> **What you are asked to do**: The records below must be duplicated exactly, character for character.

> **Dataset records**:
####################

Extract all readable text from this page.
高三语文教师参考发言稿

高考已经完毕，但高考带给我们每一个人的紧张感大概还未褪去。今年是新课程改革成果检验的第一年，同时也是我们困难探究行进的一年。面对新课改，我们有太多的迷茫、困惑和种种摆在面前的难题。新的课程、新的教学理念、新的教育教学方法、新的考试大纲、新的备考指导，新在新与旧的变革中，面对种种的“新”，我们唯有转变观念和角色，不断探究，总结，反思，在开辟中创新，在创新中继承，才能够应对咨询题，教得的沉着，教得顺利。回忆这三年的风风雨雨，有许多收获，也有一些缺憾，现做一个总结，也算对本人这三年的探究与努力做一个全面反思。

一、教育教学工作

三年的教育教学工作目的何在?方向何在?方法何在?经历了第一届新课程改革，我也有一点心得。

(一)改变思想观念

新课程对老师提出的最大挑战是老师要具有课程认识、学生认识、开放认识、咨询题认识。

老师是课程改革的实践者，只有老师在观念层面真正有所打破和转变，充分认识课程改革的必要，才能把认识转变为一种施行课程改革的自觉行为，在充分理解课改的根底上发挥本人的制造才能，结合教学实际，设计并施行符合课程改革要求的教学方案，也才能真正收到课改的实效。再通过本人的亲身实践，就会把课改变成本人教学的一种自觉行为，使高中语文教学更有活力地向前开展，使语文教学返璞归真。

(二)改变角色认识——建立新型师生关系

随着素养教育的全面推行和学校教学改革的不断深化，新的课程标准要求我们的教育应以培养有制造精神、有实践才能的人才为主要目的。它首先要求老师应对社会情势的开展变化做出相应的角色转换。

####################

> **Answer for the task**:
Extract all readable text from this page.
高三语文教师参考发言稿

高考已经完毕，但高考带给我们每一个人的紧张感大概还未褪去。今年是新课程改革成果检验的第一年，同时也是我们困难探究行进的一年。面对新课改，我们有太多的迷茫、困惑和种种摆在面前的难题。新的课程、新的教学理念、新的教育教学方法、新的考试大纲、新的备考指导，新在新与旧的变革中，面对种种的“新”，我们唯有转变观念和角色，不断探究，总结，反思，在开辟中创新，在创新中继承，才能够应对咨询题，教得的沉着，教得顺利。回忆这三年的风风雨雨，有许多收获，也有一些缺憾，现做一个总结，也算对本人这三年的探究与努力做一个全面反思。

一、教育教学工作

三年的教育教学工作目的何在?方向何在?方法何在?经历了第一届新课程改革，我也有一点心得。

(一)改变思想观念

新课程对老师提出的最大挑战是老师要具有课程认识、学生认识、开放认识、咨询题认识。

老师是课程改革的实践者，只有老师在观念层面真正有所打破和转变，充分认识课程改革的必要，才能把认识转变为一种施行课程改革的自觉行为，在充分理解课改的根底上发挥本人的制造才能，结合教学实际，设计并施行符合课程改革要求的教学方案，也才能真正收到课改的实效。再通过本人的亲身实践，就会把课改变成本人教学的一种自觉行为，使高中语文教学更有活力地向前开展，使语文教学返璞归真。

(二)改变角色认识——建立新型师生关系

随着素养教育的全面推行和学校教学改革的不断深化，新的课程标准要求我们的教育应以培养有制造精神、有实践才能的人才为主要目的。它首先要求老师应对社会情势的开展变化做出相应的角色转换。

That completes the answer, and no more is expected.